== Written problem ==
Filter the records below down to lines containing "IEEE".

== The records ==

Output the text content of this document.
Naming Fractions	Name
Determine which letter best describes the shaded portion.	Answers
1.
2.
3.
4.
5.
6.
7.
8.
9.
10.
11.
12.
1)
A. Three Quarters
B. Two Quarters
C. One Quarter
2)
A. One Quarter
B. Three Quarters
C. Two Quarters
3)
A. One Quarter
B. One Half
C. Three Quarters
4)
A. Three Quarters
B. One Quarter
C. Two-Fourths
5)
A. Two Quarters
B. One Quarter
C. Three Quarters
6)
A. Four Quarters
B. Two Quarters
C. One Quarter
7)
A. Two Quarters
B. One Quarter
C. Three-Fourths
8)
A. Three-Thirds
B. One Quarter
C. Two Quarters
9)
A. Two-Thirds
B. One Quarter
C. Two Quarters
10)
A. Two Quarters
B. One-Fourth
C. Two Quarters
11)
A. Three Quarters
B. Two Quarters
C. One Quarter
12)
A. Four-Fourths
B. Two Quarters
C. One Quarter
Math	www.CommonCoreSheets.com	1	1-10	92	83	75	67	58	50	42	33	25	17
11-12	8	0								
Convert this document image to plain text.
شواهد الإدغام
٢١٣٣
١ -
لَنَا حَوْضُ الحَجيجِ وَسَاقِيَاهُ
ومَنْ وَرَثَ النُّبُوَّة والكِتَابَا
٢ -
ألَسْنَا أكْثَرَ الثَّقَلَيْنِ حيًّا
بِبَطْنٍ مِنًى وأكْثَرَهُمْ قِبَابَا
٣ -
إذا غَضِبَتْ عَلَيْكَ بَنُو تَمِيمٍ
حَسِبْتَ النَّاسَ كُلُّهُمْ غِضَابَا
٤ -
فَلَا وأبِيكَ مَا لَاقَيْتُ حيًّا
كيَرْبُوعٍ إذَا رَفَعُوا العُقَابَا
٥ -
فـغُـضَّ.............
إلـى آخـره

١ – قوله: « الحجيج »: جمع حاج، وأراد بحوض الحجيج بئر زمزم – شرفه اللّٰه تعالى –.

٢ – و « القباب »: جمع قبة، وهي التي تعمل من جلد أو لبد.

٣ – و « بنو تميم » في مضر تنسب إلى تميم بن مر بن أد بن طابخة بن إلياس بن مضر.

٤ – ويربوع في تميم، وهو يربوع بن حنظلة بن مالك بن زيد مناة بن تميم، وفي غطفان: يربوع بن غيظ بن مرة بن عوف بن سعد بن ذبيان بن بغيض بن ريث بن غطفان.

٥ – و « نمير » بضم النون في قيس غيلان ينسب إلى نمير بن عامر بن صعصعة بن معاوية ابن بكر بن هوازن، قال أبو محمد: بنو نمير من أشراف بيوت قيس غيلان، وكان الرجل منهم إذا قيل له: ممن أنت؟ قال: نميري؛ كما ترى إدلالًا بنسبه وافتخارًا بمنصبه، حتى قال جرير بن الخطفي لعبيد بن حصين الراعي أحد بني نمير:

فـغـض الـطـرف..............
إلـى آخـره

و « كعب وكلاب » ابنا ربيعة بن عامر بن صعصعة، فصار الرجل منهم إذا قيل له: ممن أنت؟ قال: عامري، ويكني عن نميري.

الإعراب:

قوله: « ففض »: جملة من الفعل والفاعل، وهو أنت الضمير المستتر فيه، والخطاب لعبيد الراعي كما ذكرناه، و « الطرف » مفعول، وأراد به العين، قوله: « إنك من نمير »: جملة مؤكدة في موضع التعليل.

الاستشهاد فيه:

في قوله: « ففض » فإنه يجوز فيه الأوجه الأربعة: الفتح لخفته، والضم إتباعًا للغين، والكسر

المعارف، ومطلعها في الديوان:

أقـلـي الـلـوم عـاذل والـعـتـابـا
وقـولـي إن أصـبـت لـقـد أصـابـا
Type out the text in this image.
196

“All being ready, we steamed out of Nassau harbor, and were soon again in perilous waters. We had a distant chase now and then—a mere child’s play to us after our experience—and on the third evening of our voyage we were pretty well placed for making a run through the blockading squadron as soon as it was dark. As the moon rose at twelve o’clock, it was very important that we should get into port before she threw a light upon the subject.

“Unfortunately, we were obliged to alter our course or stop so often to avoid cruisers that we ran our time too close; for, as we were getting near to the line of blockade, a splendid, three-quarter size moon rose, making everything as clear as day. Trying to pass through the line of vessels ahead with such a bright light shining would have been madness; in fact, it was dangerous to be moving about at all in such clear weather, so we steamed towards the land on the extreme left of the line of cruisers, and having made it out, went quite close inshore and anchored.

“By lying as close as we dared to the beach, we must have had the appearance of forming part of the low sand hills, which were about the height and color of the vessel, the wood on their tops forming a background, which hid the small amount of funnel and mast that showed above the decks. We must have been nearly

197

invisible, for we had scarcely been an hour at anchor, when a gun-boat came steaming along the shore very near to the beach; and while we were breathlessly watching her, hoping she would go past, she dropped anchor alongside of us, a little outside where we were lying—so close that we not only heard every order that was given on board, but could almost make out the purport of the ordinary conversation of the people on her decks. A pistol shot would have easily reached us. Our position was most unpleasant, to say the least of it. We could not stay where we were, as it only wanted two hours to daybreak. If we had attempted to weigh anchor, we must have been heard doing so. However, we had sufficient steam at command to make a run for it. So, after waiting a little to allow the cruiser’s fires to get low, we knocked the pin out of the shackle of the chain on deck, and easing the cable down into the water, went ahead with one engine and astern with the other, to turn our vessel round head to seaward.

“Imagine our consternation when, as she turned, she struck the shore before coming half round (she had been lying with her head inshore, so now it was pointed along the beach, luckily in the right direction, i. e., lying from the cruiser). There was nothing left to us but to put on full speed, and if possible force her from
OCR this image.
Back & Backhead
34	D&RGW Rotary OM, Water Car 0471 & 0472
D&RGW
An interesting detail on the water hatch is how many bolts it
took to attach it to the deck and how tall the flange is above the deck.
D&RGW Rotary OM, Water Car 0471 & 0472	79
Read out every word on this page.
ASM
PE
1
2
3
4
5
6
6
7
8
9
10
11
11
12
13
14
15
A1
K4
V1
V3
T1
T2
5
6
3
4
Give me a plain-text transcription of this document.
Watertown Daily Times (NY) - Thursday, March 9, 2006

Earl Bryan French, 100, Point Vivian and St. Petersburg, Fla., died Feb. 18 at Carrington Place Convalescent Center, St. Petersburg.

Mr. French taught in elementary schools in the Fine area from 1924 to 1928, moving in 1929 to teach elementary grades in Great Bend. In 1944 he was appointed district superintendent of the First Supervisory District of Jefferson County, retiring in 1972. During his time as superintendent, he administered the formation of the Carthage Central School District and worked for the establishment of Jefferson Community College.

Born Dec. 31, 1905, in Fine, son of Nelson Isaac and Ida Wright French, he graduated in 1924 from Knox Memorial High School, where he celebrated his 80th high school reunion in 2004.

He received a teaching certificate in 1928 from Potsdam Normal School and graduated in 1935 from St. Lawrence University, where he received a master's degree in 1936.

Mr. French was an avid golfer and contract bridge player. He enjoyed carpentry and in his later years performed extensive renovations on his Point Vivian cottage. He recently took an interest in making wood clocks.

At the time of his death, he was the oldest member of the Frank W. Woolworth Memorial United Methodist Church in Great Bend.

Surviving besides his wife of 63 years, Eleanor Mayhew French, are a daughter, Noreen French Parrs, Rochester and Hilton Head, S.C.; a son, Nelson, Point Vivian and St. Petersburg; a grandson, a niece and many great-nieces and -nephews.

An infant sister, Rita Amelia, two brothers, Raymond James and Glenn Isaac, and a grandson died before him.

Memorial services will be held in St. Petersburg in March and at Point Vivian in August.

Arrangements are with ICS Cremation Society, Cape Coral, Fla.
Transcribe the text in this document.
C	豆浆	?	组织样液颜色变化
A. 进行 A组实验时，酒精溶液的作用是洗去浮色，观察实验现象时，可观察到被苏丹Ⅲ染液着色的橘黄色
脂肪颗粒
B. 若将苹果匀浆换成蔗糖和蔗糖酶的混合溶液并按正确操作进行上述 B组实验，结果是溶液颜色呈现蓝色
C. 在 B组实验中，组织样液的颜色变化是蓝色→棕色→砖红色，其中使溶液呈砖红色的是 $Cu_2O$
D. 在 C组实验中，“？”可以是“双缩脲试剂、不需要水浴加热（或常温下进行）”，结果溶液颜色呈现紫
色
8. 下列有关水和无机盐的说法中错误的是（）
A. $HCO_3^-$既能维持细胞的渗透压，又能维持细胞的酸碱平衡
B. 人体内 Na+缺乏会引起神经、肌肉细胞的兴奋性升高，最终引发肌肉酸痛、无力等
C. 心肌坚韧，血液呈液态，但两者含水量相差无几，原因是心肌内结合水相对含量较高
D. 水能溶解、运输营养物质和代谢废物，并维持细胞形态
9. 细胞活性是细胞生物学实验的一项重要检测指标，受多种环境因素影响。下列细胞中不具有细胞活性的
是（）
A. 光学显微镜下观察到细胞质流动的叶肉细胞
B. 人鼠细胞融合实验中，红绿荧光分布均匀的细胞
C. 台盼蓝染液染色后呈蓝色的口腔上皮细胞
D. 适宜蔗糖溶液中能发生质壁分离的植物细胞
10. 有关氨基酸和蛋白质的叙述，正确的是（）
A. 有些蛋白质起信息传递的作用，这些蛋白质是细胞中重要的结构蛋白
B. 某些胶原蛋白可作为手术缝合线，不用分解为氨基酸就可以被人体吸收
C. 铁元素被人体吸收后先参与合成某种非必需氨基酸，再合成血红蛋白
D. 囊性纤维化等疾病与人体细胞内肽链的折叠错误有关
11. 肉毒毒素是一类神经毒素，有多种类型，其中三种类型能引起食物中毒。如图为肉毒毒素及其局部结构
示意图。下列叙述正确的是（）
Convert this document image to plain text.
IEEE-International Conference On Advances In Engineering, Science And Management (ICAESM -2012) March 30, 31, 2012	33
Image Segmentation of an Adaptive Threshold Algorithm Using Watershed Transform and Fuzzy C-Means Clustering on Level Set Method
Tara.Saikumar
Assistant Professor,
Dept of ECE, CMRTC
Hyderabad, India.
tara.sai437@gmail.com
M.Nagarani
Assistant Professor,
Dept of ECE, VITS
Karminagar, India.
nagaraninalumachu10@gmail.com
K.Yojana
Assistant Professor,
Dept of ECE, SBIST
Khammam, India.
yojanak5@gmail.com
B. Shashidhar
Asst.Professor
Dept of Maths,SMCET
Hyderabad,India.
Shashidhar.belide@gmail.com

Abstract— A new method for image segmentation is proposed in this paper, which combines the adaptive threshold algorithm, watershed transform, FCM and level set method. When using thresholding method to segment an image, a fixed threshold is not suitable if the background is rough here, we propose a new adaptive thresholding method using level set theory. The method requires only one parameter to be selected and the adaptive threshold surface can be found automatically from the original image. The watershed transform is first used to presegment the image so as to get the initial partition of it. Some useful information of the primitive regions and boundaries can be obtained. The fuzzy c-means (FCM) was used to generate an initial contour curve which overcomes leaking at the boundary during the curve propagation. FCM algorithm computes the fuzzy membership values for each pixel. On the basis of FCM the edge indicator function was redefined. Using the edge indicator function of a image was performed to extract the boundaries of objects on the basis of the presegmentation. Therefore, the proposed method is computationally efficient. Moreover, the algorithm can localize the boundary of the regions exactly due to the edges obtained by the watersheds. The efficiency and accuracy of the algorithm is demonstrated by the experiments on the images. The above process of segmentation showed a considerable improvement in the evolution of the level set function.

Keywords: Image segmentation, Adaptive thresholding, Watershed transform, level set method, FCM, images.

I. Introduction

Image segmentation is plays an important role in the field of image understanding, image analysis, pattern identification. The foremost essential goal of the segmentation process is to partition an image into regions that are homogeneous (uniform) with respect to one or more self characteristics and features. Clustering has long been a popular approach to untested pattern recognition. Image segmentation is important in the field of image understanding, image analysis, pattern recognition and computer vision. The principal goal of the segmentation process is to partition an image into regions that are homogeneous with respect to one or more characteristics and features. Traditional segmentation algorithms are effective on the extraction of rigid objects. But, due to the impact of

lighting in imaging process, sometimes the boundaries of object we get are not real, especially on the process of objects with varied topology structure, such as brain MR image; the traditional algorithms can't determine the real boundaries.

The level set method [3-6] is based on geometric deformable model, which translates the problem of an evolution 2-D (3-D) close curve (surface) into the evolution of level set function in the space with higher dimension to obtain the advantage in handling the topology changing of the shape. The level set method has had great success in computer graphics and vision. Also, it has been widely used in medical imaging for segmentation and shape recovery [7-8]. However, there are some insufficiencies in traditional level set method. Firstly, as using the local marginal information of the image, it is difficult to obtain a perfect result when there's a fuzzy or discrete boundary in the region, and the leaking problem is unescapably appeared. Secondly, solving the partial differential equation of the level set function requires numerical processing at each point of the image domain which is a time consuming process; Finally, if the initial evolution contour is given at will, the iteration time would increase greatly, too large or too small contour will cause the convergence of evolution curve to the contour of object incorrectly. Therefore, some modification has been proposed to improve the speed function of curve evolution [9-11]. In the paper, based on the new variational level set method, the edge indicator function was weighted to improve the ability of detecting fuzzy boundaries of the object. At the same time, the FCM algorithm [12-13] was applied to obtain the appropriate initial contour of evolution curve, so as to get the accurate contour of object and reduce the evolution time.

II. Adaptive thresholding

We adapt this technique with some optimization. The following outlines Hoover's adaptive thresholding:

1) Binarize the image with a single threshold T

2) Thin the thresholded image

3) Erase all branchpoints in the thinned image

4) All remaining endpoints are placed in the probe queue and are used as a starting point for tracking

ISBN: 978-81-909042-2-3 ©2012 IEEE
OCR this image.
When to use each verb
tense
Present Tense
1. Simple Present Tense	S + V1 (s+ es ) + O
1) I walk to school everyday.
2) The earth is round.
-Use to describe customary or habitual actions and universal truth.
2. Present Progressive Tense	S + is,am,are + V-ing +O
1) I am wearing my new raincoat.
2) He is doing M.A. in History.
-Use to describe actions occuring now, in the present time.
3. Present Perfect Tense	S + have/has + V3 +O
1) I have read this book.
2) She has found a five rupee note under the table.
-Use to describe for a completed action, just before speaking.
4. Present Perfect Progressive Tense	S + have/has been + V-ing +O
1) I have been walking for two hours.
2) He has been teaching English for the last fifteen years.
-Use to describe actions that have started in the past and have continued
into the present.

== Task output ==
IEEE-International Conference On Advances In Engineering, Science And Management (ICAESM -2012) March 30, 31, 2012	33
ISBN: 978-81-909042-2-3 ©2012 IEEE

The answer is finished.